Иной раз удивительным казалось, что заведомые «буржуи», богачи спокойно оставались дома, а очевидные пролетарии, голяки, бросали скудный родной угол и шли с отступающими. Так удивил меня прошлой зимой сосед мой Антон Мокров, плотник по профессии и несомненный кандидат в члены комитета бедноты по своему имущественному состоянию.
— Антон, да ты-то чего испугался?
— Занесен в кадеты.
— На каком основании?
— Да так… С Андреем Красиным подрались мы через колодезь… Вышел сурьез маленький. Конечно, я подломал его под себя и патрет попортил ему трохи… А вот после-то хватился, да поздно: надо бы уважить, пущай бы он мне лучше раза два, ну три дал бы в морду… пересопел бы, и все…
— Да почему же?
— А потому! У него три сына в красных — вот почему. Он теперь, Андрей-то, — его рукой не достанешь. Я бы, может, и не пошел, ну, баба пришла с улицы, говорит: — Антон, не быть тебе на воскресе, Андрей Красный грозит при всем народе: «Придут — говорит — на<ши>, первому Антошке Губану конец будет! Кадет, мол, такой-сякой, он на мне рубаху опустил у колодезя. Я ему это не подарю!»… Чего же делать оставалось: сгребся и пошел…
— Да какой же ты кадет?

_ _ _ _ _ _ _

- _ЗАДАНИЕ A_:
Продублируйте без изменений кусок отрывка об Антоне Мокрове от «Иной раз удивительным» до «ты-то чего испугался?».

- _ИЗВЛЕЧЁННЫЙ СПИСОК_:

_ _ _ _ _ _ _

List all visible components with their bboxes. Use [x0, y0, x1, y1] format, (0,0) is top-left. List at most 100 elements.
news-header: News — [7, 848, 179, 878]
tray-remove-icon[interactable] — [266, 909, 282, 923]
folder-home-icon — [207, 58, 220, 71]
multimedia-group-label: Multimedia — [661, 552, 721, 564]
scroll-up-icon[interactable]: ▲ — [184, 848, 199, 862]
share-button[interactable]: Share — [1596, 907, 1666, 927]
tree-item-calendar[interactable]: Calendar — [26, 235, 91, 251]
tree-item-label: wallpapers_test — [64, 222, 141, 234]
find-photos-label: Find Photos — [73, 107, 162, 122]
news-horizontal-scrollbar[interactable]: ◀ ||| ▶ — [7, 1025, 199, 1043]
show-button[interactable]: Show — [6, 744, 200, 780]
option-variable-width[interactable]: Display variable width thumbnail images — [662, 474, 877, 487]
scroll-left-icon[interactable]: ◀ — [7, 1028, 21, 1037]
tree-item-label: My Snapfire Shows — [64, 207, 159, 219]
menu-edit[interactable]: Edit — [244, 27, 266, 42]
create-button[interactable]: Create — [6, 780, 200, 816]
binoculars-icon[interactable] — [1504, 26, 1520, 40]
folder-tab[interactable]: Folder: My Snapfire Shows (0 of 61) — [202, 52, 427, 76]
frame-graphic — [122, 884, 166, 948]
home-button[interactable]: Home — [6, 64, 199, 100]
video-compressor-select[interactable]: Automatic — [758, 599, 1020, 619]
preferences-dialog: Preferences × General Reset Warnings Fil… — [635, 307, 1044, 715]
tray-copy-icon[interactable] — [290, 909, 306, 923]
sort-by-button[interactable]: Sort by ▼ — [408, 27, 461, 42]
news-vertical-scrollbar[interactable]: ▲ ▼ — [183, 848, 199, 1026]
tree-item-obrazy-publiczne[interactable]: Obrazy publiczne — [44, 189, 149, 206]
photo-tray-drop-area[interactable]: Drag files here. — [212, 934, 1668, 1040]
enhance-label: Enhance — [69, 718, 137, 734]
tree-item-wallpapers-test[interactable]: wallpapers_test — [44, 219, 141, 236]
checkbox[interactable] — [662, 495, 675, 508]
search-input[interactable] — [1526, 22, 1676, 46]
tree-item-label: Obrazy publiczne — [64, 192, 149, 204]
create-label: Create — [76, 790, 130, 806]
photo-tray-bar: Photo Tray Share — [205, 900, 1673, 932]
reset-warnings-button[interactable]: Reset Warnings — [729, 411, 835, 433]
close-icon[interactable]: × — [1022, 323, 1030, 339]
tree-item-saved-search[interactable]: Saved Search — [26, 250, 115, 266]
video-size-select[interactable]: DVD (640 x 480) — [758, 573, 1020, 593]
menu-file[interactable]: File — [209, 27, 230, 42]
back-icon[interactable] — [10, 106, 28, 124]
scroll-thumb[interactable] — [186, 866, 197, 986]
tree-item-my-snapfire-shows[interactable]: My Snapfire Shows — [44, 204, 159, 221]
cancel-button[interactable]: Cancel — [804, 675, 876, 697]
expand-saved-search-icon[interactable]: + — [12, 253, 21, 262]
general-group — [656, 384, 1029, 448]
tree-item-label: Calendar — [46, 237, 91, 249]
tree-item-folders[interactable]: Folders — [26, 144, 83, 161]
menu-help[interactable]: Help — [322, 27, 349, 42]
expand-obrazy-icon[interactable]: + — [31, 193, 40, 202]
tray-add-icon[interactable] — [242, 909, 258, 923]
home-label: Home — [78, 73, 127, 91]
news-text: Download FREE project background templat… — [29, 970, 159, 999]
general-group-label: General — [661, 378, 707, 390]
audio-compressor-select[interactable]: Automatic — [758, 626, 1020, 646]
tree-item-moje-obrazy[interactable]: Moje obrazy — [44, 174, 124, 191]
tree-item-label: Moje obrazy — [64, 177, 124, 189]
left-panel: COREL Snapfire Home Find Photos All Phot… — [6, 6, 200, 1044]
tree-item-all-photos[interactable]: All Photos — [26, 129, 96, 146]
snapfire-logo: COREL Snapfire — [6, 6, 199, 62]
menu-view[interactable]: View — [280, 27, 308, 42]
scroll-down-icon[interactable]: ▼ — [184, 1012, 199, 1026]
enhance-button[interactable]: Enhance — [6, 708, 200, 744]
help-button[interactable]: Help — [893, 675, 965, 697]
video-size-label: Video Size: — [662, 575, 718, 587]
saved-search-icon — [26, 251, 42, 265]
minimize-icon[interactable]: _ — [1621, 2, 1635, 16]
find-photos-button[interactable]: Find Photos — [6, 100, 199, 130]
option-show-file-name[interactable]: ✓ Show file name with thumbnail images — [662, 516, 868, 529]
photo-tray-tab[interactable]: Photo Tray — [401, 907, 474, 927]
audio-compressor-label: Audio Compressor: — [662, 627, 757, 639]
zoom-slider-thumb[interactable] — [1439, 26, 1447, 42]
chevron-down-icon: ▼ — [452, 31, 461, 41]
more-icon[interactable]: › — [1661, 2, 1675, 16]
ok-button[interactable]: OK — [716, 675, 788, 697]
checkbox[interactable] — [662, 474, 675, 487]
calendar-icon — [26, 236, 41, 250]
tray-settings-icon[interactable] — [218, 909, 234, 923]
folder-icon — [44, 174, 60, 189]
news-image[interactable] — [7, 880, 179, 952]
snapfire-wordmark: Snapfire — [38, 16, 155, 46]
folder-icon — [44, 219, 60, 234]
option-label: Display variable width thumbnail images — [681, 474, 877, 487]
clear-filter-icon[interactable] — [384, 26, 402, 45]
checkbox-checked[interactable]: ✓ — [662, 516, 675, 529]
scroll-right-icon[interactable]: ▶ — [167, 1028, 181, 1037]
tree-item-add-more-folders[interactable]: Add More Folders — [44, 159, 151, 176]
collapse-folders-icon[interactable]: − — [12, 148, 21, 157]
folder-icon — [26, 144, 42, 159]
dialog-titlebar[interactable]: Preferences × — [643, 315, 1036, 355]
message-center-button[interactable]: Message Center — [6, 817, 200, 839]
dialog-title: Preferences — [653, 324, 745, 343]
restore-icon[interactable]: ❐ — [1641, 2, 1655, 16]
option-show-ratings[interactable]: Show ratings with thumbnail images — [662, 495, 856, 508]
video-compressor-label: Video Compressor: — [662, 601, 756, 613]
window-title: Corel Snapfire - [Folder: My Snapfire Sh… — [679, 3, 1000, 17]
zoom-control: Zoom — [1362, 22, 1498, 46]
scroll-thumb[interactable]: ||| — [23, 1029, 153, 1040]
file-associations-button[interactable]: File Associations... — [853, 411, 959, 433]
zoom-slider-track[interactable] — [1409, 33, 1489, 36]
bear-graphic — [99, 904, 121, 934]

_ _ _ _ _ _ _

- _ЗАДАНИЕ B_:
Перепишите без изменений строки списка с самого его начала до строки с «share-button[interactable]: Share —» включительно.

- _РЕЗУЛЬТАТ A_:
Иной раз удивительным казалось, что заведомые «буржуи», богачи спокойно оставались дома, а очевидные пролетарии, голяки, бросали скудный родной угол и шли с отступающими. Так удивил меня прошлой зимой сосед мой Антон Мокров, плотник по профессии и несомненный кандидат в члены комитета бедноты по своему имущественному состоянию.
— Антон, да ты-то чего испугался?

- _РЕЗУЛЬТАТ B_:
List all visible components with their bboxes. Use [x0, y0, x1, y1] format, (0,0) is top-left. List at most 100 elements.
news-header: News — [7, 848, 179, 878]
tray-remove-icon[interactable] — [266, 909, 282, 923]
folder-home-icon — [207, 58, 220, 71]
multimedia-group-label: Multimedia — [661, 552, 721, 564]
scroll-up-icon[interactable]: ▲ — [184, 848, 199, 862]
share-button[interactable]: Share — [1596, 907, 1666, 927]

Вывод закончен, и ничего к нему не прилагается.